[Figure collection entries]

################

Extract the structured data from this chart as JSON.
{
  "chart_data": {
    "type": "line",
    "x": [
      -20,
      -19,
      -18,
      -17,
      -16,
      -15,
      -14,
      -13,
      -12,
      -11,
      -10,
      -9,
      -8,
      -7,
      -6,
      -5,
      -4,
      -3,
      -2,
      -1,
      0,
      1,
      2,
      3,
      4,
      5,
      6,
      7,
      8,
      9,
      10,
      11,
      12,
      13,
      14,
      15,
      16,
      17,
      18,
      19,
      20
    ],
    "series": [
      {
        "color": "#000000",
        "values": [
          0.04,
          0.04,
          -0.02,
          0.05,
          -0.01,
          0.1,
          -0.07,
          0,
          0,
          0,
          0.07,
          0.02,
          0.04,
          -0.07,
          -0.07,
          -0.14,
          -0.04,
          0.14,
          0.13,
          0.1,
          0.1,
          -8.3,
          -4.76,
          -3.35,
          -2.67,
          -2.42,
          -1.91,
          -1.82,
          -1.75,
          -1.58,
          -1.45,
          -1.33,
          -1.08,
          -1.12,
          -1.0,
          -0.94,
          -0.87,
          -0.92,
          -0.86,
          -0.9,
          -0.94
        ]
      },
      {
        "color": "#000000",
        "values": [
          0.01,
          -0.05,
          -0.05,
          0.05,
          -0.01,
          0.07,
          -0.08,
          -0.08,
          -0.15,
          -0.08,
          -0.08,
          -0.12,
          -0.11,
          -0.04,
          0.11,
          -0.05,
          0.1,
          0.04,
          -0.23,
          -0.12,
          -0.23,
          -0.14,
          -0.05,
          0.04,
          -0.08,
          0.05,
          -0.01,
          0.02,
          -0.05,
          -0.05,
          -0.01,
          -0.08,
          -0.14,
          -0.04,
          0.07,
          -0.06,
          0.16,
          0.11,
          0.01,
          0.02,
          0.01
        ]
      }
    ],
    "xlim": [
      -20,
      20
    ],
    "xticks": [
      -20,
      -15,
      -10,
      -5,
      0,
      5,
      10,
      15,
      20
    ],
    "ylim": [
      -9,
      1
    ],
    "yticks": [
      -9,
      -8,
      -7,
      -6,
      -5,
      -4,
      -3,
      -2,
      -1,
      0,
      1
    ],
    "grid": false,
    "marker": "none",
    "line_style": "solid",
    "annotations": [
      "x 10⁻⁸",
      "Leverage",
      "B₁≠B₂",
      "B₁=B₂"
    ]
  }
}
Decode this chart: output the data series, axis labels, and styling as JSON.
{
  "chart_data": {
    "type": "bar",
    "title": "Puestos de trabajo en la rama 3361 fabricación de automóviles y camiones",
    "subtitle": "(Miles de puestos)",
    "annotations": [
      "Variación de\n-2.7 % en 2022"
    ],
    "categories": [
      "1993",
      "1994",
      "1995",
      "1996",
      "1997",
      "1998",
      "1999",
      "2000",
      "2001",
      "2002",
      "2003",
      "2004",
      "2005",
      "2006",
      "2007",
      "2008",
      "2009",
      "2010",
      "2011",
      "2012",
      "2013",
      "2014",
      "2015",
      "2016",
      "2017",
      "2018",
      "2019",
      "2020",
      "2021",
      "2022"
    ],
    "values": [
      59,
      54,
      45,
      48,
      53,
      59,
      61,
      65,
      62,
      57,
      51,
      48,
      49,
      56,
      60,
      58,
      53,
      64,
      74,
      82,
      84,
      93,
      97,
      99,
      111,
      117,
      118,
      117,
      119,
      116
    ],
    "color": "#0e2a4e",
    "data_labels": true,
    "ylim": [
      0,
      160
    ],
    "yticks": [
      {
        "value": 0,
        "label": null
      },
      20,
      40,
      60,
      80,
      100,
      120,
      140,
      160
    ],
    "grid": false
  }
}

################

Only the number is needed here: how many lines of the records contain "JSON"?

§ **Response**
2